Lines of data:

(begin)

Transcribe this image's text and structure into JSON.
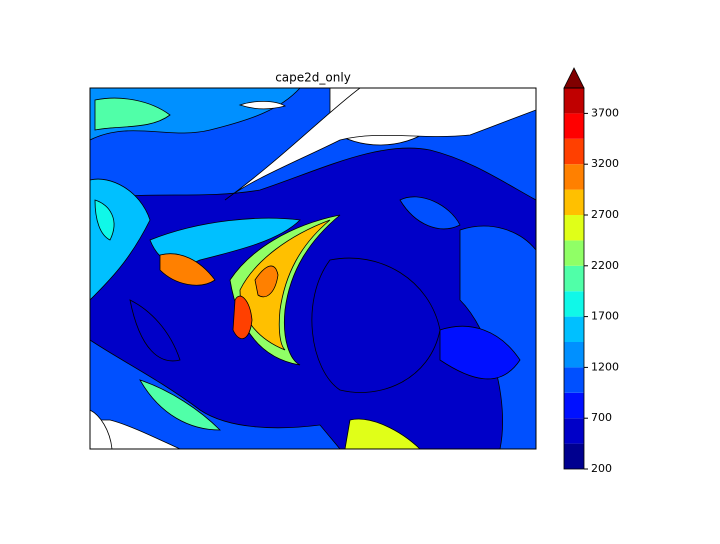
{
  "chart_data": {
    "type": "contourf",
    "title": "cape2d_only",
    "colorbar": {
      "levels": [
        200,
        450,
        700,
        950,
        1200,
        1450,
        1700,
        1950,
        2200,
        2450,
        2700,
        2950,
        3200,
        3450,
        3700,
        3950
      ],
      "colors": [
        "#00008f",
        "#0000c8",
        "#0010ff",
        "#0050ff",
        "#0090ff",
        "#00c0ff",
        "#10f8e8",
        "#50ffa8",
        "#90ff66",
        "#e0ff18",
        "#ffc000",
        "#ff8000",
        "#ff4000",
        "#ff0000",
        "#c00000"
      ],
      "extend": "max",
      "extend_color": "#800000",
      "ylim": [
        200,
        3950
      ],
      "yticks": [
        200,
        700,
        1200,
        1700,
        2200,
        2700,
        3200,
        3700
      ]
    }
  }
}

(end)

What to produce: Make an exact copy of every entry above, minus the images.

Task result:
Transcribe this image's text and structure into JSON.
{
  "chart_data": {
    "type": "contourf",
    "title": "cape2d_only",
    "colorbar": {
      "levels": [
        200,
        450,
        700,
        950,
        1200,
        1450,
        1700,
        1950,
        2200,
        2450,
        2700,
        2950,
        3200,
        3450,
        3700,
        3950
      ],
      "colors": [
        "#00008f",
        "#0000c8",
        "#0010ff",
        "#0050ff",
        "#0090ff",
        "#00c0ff",
        "#10f8e8",
        "#50ffa8",
        "#90ff66",
        "#e0ff18",
        "#ffc000",
        "#ff8000",
        "#ff4000",
        "#ff0000",
        "#c00000"
      ],
      "extend": "max",
      "extend_color": "#800000",
      "ylim": [
        200,
        3950
      ],
      "yticks": [
        200,
        700,
        1200,
        1700,
        2200,
        2700,
        3200,
        3700
      ]
    }
  }
}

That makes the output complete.